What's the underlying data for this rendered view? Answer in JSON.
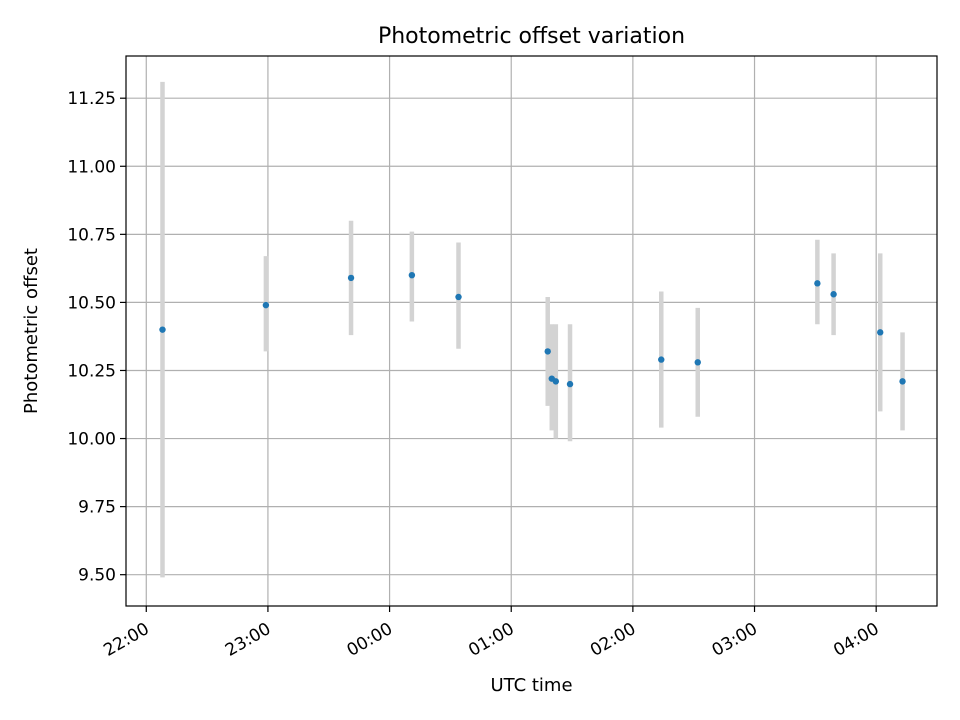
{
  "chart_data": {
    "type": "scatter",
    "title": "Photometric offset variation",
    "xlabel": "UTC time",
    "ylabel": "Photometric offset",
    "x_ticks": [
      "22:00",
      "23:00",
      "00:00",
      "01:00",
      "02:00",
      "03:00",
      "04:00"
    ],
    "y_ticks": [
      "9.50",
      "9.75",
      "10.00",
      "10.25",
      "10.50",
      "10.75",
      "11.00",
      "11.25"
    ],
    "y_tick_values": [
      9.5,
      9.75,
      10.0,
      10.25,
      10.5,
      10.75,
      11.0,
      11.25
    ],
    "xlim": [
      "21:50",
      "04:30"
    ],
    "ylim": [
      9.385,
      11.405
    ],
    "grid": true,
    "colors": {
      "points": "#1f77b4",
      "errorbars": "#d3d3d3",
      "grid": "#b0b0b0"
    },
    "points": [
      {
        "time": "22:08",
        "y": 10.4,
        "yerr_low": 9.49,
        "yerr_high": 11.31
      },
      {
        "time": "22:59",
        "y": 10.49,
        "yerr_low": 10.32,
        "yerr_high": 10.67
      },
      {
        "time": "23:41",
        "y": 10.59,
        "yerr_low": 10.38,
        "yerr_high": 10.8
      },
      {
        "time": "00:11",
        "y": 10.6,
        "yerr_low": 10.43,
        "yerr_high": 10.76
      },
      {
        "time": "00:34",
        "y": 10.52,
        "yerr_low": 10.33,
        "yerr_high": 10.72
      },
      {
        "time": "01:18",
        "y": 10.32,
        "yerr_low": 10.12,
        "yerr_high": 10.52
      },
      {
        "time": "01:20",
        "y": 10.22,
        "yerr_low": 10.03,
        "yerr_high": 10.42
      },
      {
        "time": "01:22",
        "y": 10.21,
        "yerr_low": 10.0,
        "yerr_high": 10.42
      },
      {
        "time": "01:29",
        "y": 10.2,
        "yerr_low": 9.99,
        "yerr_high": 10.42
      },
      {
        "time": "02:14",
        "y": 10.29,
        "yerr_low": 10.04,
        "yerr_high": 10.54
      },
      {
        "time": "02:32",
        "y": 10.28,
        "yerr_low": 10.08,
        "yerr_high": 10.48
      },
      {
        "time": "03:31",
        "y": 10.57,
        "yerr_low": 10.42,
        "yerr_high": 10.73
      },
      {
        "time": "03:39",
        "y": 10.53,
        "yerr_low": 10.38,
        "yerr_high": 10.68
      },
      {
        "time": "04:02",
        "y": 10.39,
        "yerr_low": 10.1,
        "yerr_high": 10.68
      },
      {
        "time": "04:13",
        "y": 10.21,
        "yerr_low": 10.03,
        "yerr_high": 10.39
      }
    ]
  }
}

-- -- --

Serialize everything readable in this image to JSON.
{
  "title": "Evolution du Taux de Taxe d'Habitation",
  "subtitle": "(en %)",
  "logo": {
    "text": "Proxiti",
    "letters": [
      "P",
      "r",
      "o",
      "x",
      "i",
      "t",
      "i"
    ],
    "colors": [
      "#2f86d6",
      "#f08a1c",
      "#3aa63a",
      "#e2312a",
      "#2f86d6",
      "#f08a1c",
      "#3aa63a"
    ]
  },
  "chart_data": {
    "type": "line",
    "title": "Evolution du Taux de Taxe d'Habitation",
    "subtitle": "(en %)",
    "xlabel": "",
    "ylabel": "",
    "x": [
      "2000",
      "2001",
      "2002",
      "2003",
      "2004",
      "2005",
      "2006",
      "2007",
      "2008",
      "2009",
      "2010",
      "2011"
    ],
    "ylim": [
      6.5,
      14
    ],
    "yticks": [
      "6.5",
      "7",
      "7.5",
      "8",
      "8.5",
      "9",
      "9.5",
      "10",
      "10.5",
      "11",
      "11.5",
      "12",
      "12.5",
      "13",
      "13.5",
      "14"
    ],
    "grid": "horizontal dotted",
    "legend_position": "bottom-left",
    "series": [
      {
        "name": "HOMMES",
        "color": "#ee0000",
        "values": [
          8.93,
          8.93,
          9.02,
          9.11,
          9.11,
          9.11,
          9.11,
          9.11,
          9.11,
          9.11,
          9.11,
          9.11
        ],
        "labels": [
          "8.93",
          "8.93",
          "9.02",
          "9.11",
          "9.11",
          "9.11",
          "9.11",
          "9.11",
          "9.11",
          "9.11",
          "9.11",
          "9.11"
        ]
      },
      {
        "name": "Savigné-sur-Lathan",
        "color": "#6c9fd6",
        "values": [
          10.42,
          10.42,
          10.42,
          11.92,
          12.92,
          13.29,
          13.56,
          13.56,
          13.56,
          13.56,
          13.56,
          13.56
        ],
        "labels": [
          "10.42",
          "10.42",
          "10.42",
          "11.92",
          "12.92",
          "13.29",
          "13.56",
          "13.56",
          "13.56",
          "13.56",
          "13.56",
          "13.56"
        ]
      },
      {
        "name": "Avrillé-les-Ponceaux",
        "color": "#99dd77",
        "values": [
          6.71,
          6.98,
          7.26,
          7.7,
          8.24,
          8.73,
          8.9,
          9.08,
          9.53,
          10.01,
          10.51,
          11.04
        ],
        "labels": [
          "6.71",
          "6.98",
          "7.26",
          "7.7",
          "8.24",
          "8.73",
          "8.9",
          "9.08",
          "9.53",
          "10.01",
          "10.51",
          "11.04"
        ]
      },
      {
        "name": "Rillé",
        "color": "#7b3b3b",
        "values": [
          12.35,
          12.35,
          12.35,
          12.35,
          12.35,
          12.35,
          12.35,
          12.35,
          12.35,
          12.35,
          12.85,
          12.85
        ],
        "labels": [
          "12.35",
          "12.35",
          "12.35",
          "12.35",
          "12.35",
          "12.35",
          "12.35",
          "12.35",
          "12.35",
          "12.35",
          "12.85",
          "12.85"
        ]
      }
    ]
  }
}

-- -- --

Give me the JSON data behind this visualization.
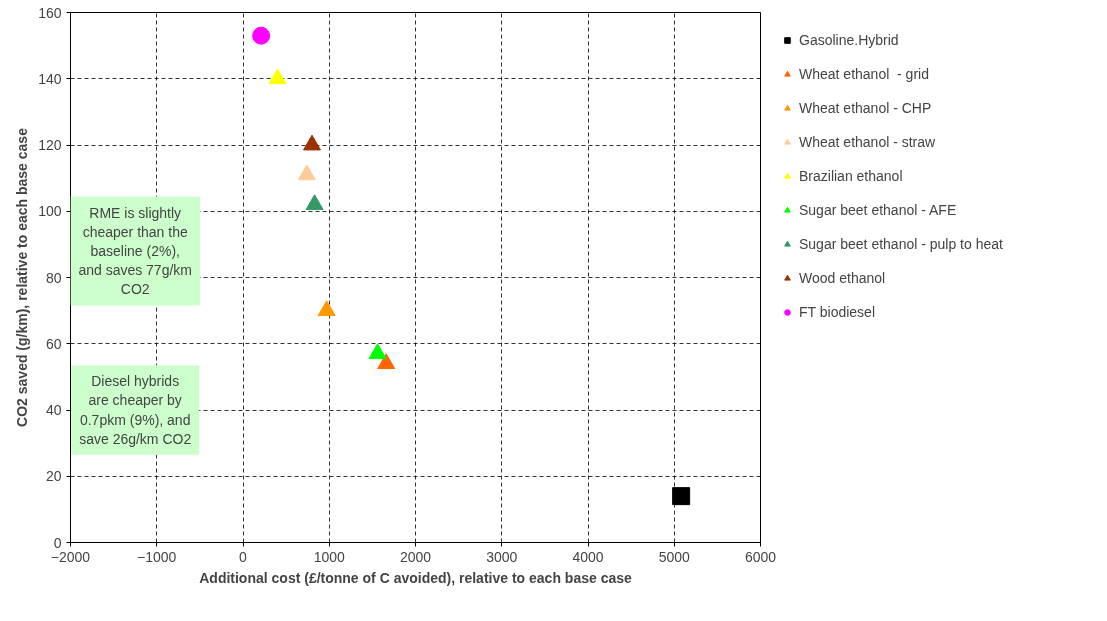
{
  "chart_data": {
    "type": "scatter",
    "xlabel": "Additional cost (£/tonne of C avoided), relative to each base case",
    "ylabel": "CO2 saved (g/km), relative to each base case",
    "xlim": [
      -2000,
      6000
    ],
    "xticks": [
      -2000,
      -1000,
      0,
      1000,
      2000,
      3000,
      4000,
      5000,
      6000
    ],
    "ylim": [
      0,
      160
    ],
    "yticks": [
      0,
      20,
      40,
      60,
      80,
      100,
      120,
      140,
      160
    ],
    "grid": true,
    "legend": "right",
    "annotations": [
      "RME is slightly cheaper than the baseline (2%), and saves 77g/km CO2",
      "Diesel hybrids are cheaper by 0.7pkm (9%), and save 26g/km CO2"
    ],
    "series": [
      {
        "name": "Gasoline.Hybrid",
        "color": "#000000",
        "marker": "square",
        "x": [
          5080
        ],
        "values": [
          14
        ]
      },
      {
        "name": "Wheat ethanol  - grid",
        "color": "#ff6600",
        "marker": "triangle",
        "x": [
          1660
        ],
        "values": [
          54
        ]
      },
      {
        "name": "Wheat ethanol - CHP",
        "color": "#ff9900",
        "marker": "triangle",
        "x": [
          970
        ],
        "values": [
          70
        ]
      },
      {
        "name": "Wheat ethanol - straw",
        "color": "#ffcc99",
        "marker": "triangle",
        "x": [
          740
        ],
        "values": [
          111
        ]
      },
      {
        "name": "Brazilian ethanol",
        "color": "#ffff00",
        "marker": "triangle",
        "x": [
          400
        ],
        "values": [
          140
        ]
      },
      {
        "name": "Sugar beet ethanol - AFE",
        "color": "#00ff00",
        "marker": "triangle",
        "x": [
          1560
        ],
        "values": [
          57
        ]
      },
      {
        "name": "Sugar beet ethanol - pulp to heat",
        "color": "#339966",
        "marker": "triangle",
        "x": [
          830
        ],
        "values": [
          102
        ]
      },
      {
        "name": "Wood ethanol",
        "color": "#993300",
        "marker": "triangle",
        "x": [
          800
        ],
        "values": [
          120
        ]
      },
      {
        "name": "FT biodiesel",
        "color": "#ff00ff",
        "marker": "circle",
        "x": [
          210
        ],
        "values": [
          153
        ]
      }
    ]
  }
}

-- -- --

> [The problem]:
Every line in the data that holds "this" should be copied out.

> [Written reply]:
What's the underlying data for this rendered view? Answer in JSON.
Serialize everything readable in this image to JSON.
Give me the JSON data behind this visualization.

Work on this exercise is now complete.